### [What to produce]
Retype all of the listing exactly, passing over any picture you find.

### [Dataset entries]
—————

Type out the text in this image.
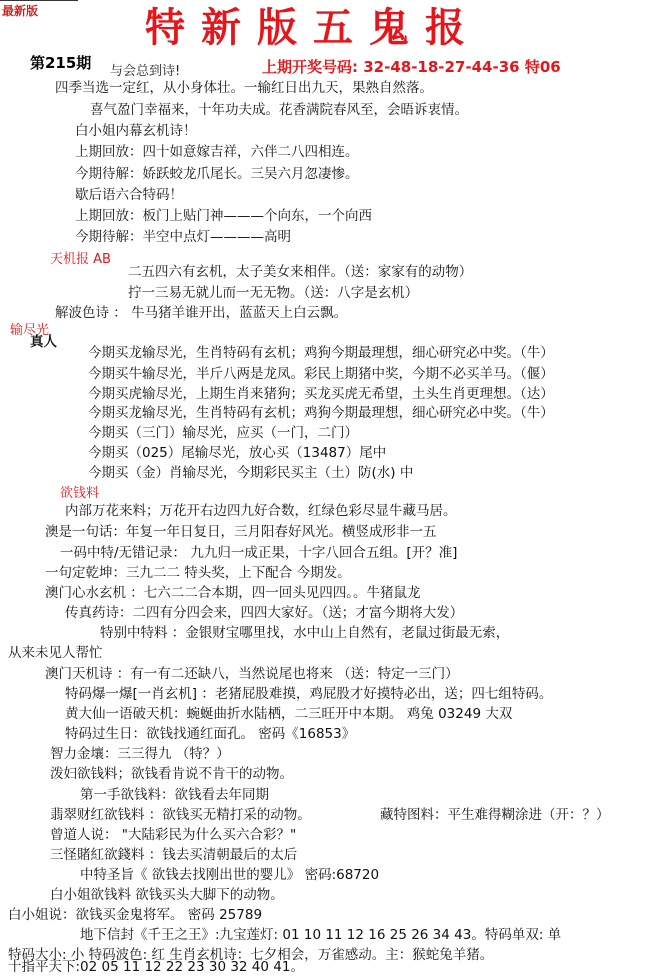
最新版	特新版五鬼报
第215期 与会总到诗!	上期开奖号码: 32-48-18-27-44-36 特06
四季当选一定红，从小身体壮。一输红日出九天，果熟自然落。
喜气盈门幸福来，十年功夫成。花香满院春风至，会晤诉衷情。
白小姐内幕玄机诗！
上期回放：四十如意嫁吉祥，六伴二八四相连。
今期待解：娇跃蛟龙爪尾长。三吴六月忽凄惨。
歇后语六合特码！
上期回放：板门上贴门神———个向东，一个向西
今期待解：半空中点灯————高明
天机报 AB
二五四六有玄机，太子美女来相伴。（送：家家有的动物）
拧一三易无就儿而一无无物。（送：八字是玄机）
解波色诗 ： 牛马猪羊谁开出，蓝蓝天上白云飘。
输尽光
真人
今期买龙输尽光，生肖特码有玄机；鸡狗今期最理想，细心研究必中奖。（牛）
今期买牛输尽光，半斤八两是龙凤。彩民上期猪中奖，今期不必买羊马。（偃）
今期买虎输尽光，上期生肖来猪狗；买龙买虎无希望，土头生肖更理想。（达）
今期买龙输尽光，生肖特码有玄机；鸡狗今期最理想，细心研究必中奖。（牛）
今期买（三门）输尽光，应买（一门，二门）
今期买（025）尾输尽光，放心买（13487）尾中
今期买（金）肖输尽光，今期彩民买主（土）防(水) 中
欲钱料
内部万花来料；万花开右边四九好合数，红绿色彩尽显牛藏马居。
澳是一句话：年复一年日复日，三月阳春好风光。横竖成形非一五
一码中特/无错记录： 九九归一成正果，十字八回合五组。[开？准]
一句定乾坤：三九二二 特头奖，上下配合 今期发。
澳门心水玄机 ：七六二二合本期，四一回头见四四。。牛猪鼠龙
传真药诗：二四有分四会来，四四大家好。（送；才富今期将大发）
特别中特料 ：金银财宝哪里找，水中山上自然有，老鼠过街最无索，
从来未见人帮忙
澳门天机诗 ：有一有二还缺八，当然说尾也将来 （送：特定一三门）
特码爆一爆[一肖玄机] ：老猪屁股难摸，鸡屁股才好摸特必出，送；四七组特码。
黄大仙一语破天机：蜿蜒曲折水陆栖，二三旺开中本期。 鸡兔 03249 大双
特码过生日：欲钱找通红面孔。 密码《16853》
智力金壤：三三得九 （特？）
泼妇欲钱料；欲钱看肯说不肯干的动物。
第一手欲钱料：欲钱看去年同期
翡翠财红欲钱料 ：欲钱买无精打采的动物。	藏特图料：平生难得糊涂进（开：？）
曾道人说： "大陆彩民为什么买六合彩？"
三怪賭紅欲錢料 ：钱去买清朝最后的太后
中特圣旨《 欲钱去找刚出世的婴儿》 密码:68720
白小姐欲钱料 欲钱买头大脚下的动物。
白小姐说：欲钱买金鬼将军。 密码 25789
地下信封《千王之王》:九宝莲灯: 01 10 11 12 16 25 26 34 43。特码单双: 单
特码大小: 小 特码波色: 红 生肖玄机诗：七夕相会，万雀感动。主：猴蛇兔羊猪。
十指平天下:02 05 11 12 22 23 30 32 40 41。
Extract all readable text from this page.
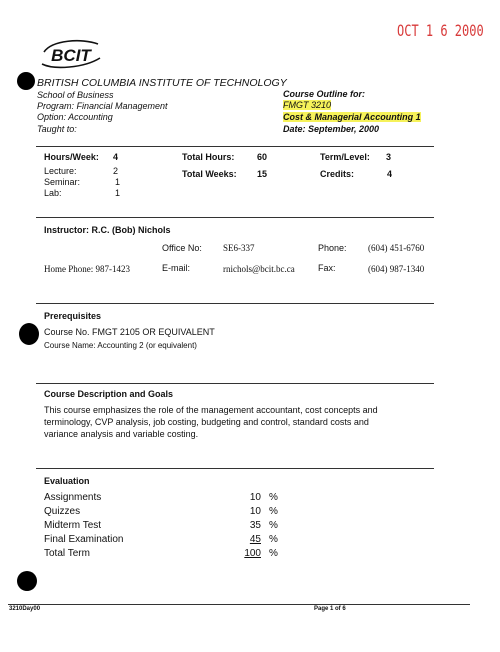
OCT 1 6 2000
BCIT
BRITISH COLUMBIA INSTITUTE OF TECHNOLOGY
School of Business
Program: Financial Management
Option: Accounting
Taught to:
Course Outline for:
FMGT 3210
Cost & Managerial Accounting 1
Date: September, 2000
Hours/Week: 4
Lecture:	2
Seminar:	1
Lab:	1
Total Hours:	60
Total Weeks: 15
Term/Level: 3
Credits:	4
Instructor: R.C. (Bob) Nichols
Office No: SE6-337	Phone: (604) 451-6760
Home Phone: 987-1423	E-mail:	rnichols@bcit.bc.ca	Fax:	(604) 987-1340
Prerequisites
Course No. FMGT 2105 OR EQUIVALENT
Course Name: Accounting 2 (or equivalent)
Course Description and Goals
This course emphasizes the role of the management accountant, cost concepts and
terminology, CVP analysis, job costing, budgeting and control, standard costs and
variance analysis and variable costing.
Evaluation
Assignments	10 %
Quizzes	10 %
Midterm Test	35 %
Final Examination	45 %
Total Term	100 %
3210Day00	Page 1 of 6
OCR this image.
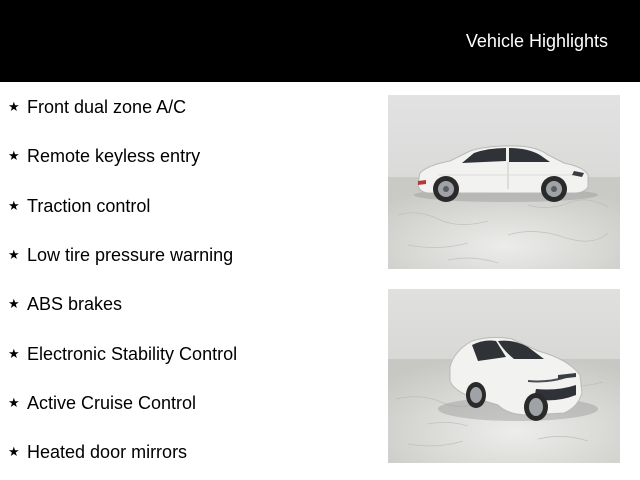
Vehicle Highlights
★ Front dual zone A/C
★ Remote keyless entry
★ Traction control
★ Low tire pressure warning
★ ABS brakes
★ Electronic Stability Control
★ Active Cruise Control
★ Heated door mirrors
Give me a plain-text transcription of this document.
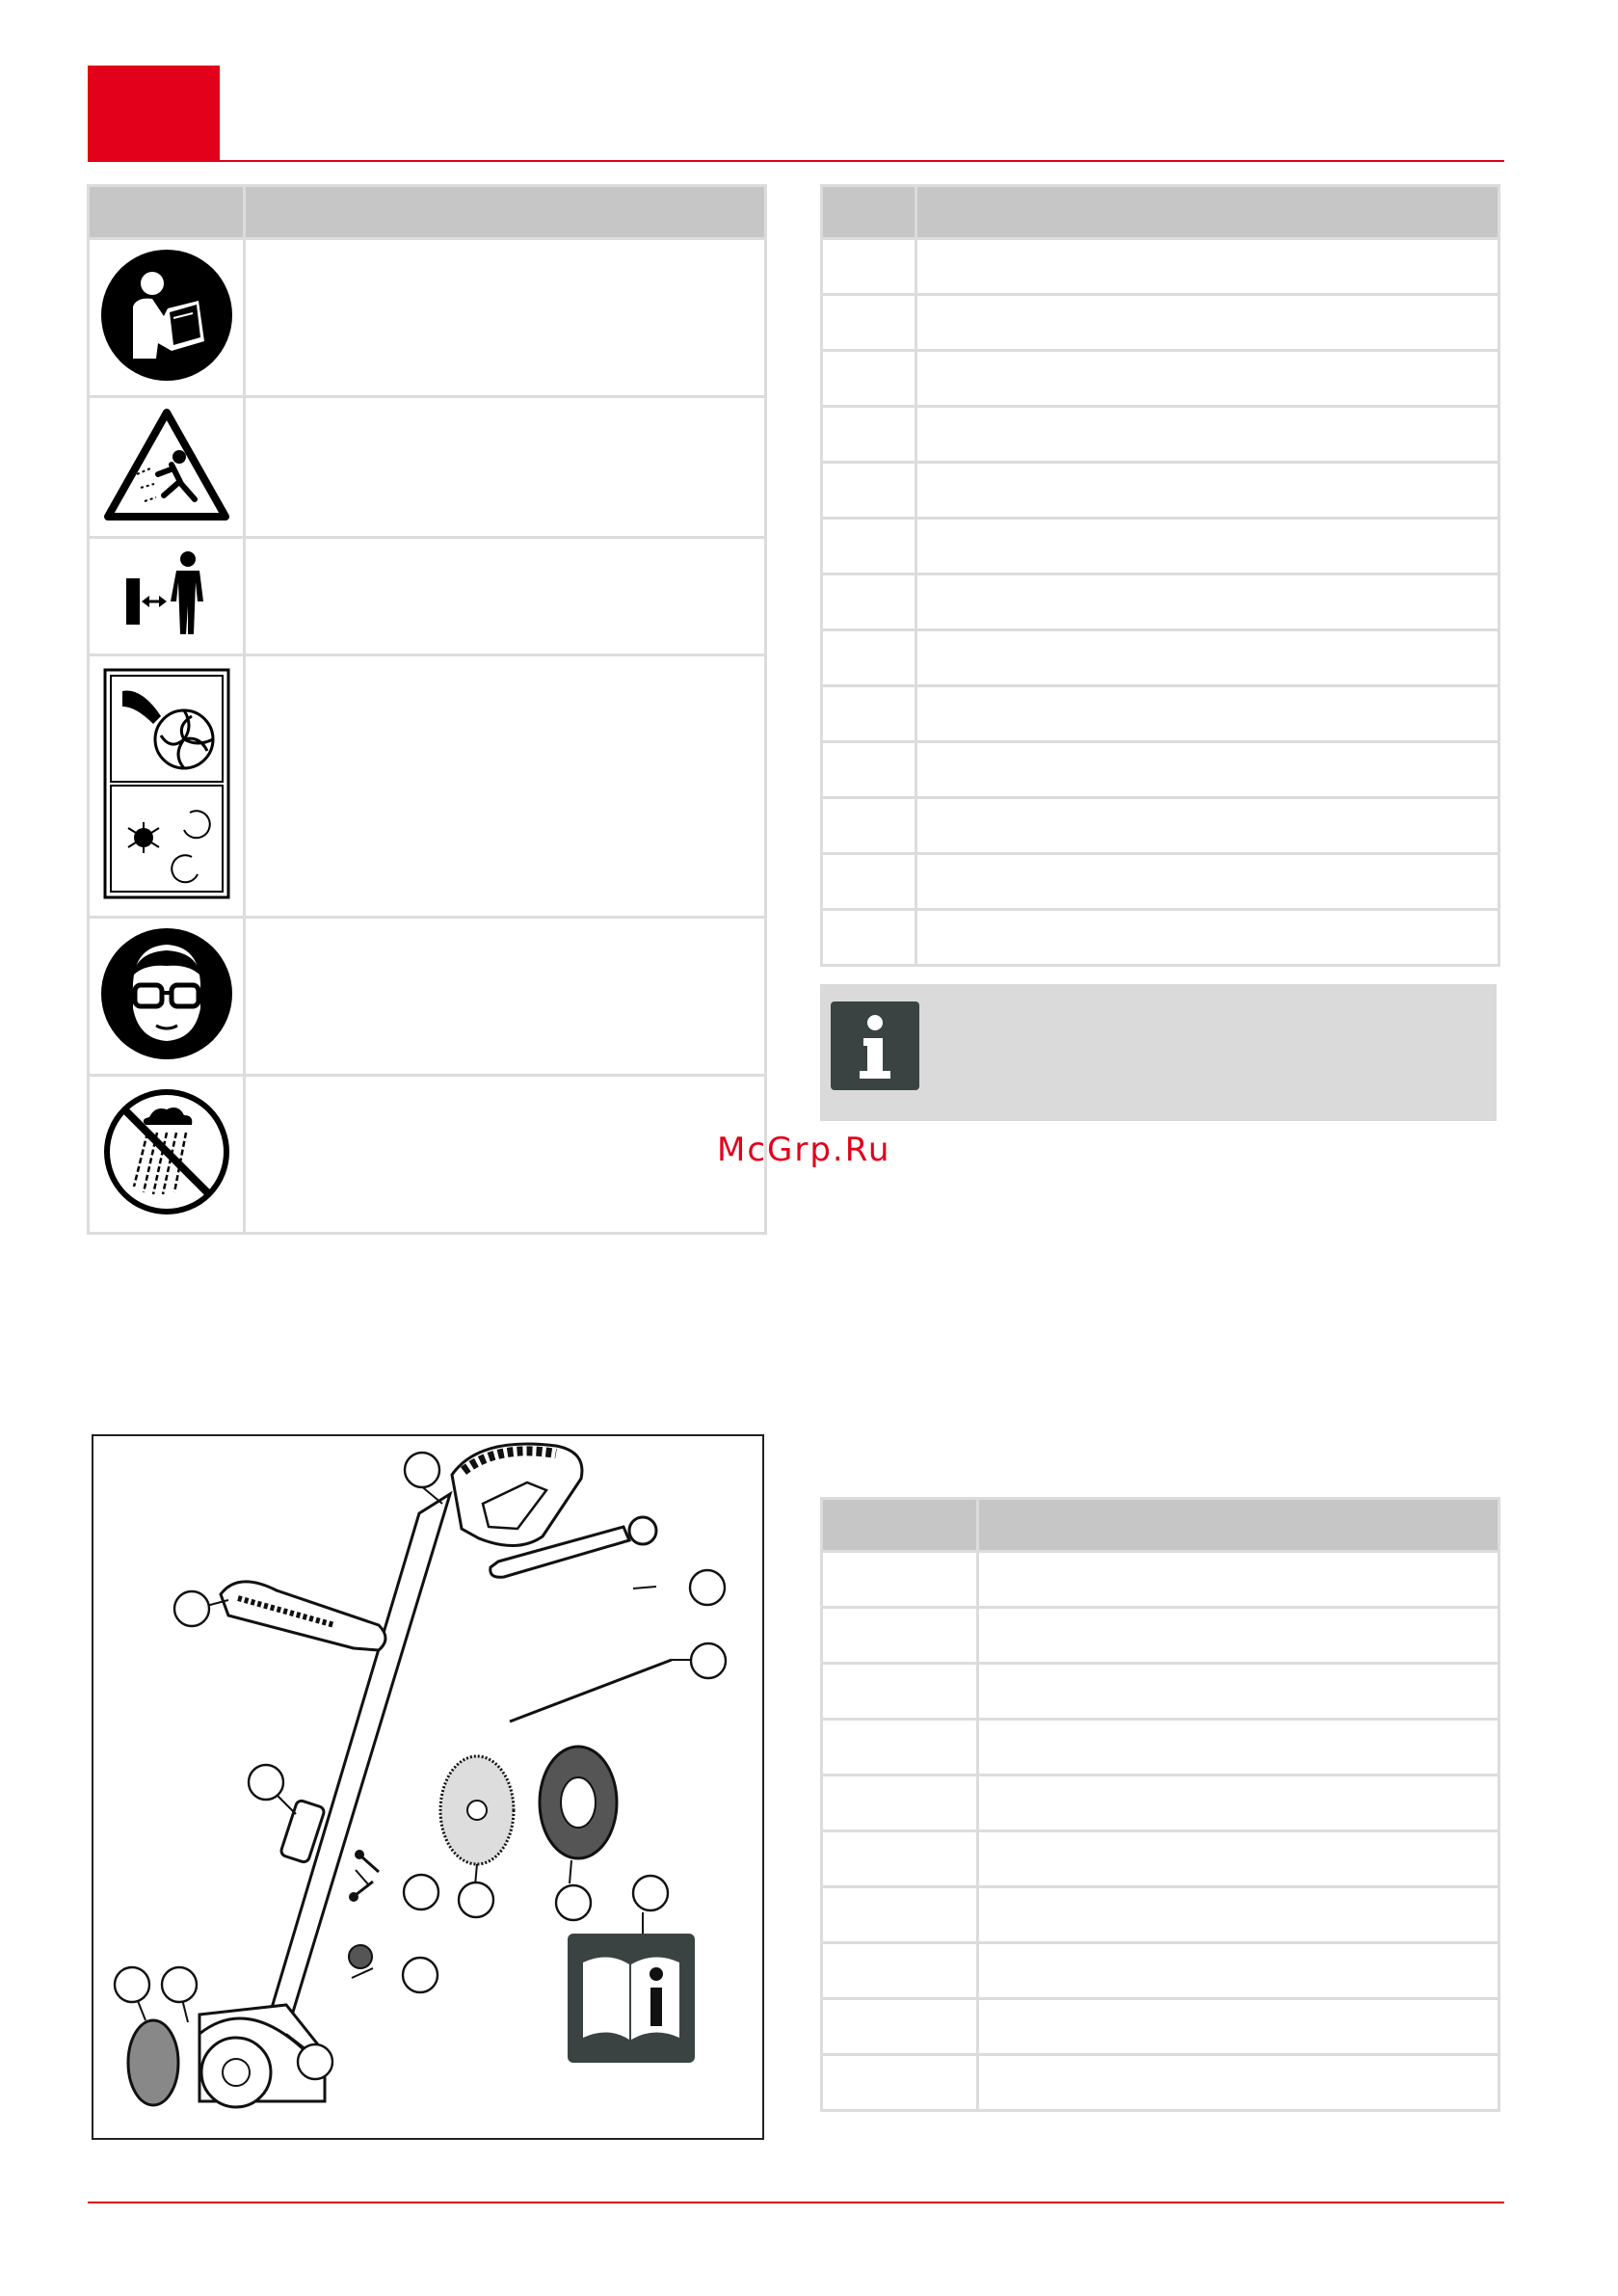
McGrp.Ru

—————

### [Reply]
Type out the text in this image.
最新版	特新版五鬼报
第215期 与会总到诗!	上期开奖号码: 32-48-18-27-44-36 特06
四季当选一定红，从小身体壮。一输红日出九天，果熟自然落。
喜气盈门幸福来，十年功夫成。花香满院春风至，会晤诉衷情。
白小姐内幕玄机诗！
上期回放：四十如意嫁吉祥，六伴二八四相连。
今期待解：娇跃蛟龙爪尾长。三吴六月忽凄惨。
歇后语六合特码！
上期回放：板门上贴门神———个向东，一个向西
今期待解：半空中点灯————高明
天机报 AB
二五四六有玄机，太子美女来相伴。（送：家家有的动物）
拧一三易无就儿而一无无物。（送：八字是玄机）
解波色诗 ： 牛马猪羊谁开出，蓝蓝天上白云飘。
输尽光
真人
今期买龙输尽光，生肖特码有玄机；鸡狗今期最理想，细心研究必中奖。（牛）
今期买牛输尽光，半斤八两是龙凤。彩民上期猪中奖，今期不必买羊马。（偃）
今期买虎输尽光，上期生肖来猪狗；买龙买虎无希望，土头生肖更理想。（达）
今期买龙输尽光，生肖特码有玄机；鸡狗今期最理想，细心研究必中奖。（牛）
今期买（三门）输尽光，应买（一门，二门）
今期买（025）尾输尽光，放心买（13487）尾中
今期买（金）肖输尽光，今期彩民买主（土）防(水) 中
欲钱料
内部万花来料；万花开右边四九好合数，红绿色彩尽显牛藏马居。
澳是一句话：年复一年日复日，三月阳春好风光。横竖成形非一五
一码中特/无错记录： 九九归一成正果，十字八回合五组。[开？准]
一句定乾坤：三九二二 特头奖，上下配合 今期发。
澳门心水玄机 ：七六二二合本期，四一回头见四四。。牛猪鼠龙
传真药诗：二四有分四会来，四四大家好。（送；才富今期将大发）
特别中特料 ：金银财宝哪里找，水中山上自然有，老鼠过街最无索，
从来未见人帮忙
澳门天机诗 ：有一有二还缺八，当然说尾也将来 （送：特定一三门）
特码爆一爆[一肖玄机] ：老猪屁股难摸，鸡屁股才好摸特必出，送；四七组特码。
黄大仙一语破天机：蜿蜒曲折水陆栖，二三旺开中本期。 鸡兔 03249 大双
特码过生日：欲钱找通红面孔。 密码《16853》
智力金壤：三三得九 （特？）
泼妇欲钱料；欲钱看肯说不肯干的动物。
第一手欲钱料：欲钱看去年同期
翡翠财红欲钱料 ：欲钱买无精打采的动物。	藏特图料：平生难得糊涂进（开：？）
曾道人说： "大陆彩民为什么买六合彩？"
三怪賭紅欲錢料 ：钱去买清朝最后的太后
中特圣旨《 欲钱去找刚出世的婴儿》 密码:68720
白小姐欲钱料 欲钱买头大脚下的动物。
白小姐说：欲钱买金鬼将军。 密码 25789
地下信封《千王之王》:九宝莲灯: 01 10 11 12 16 25 26 34 43。特码单双: 单
特码大小: 小 特码波色: 红 生肖玄机诗：七夕相会，万雀感动。主：猴蛇兔羊猪。
十指平天下:02 05 11 12 22 23 30 32 40 41。
Extract all readable text from this page.
OCT 1 6 2000
BCIT
BRITISH COLUMBIA INSTITUTE OF TECHNOLOGY
School of Business
Program: Financial Management
Option: Accounting
Taught to:
Course Outline for:
FMGT 3210
Cost & Managerial Accounting 1
Date: September, 2000
Hours/Week: 4
Lecture:	2
Seminar:	1
Lab:	1
Total Hours:	60
Total Weeks: 15
Term/Level: 3
Credits:	4
Instructor: R.C. (Bob) Nichols
Office No: SE6-337	Phone: (604) 451-6760
Home Phone: 987-1423	E-mail:	rnichols@bcit.bc.ca	Fax:	(604) 987-1340
Prerequisites
Course No. FMGT 2105 OR EQUIVALENT
Course Name: Accounting 2 (or equivalent)
Course Description and Goals
This course emphasizes the role of the management accountant, cost concepts and
terminology, CVP analysis, job costing, budgeting and control, standard costs and
variance analysis and variable costing.
Evaluation
Assignments	10 %
Quizzes	10 %
Midterm Test	35 %
Final Examination	45 %
Total Term	100 %
3210Day00	Page 1 of 6
OCR this image.
Vehicle Highlights
★ Front dual zone A/C
★ Remote keyless entry
★ Traction control
★ Low tire pressure warning
★ ABS brakes
★ Electronic Stability Control
★ Active Cruise Control
★ Heated door mirrors
Give me a plain-text transcription of this document.
McGrp.Ru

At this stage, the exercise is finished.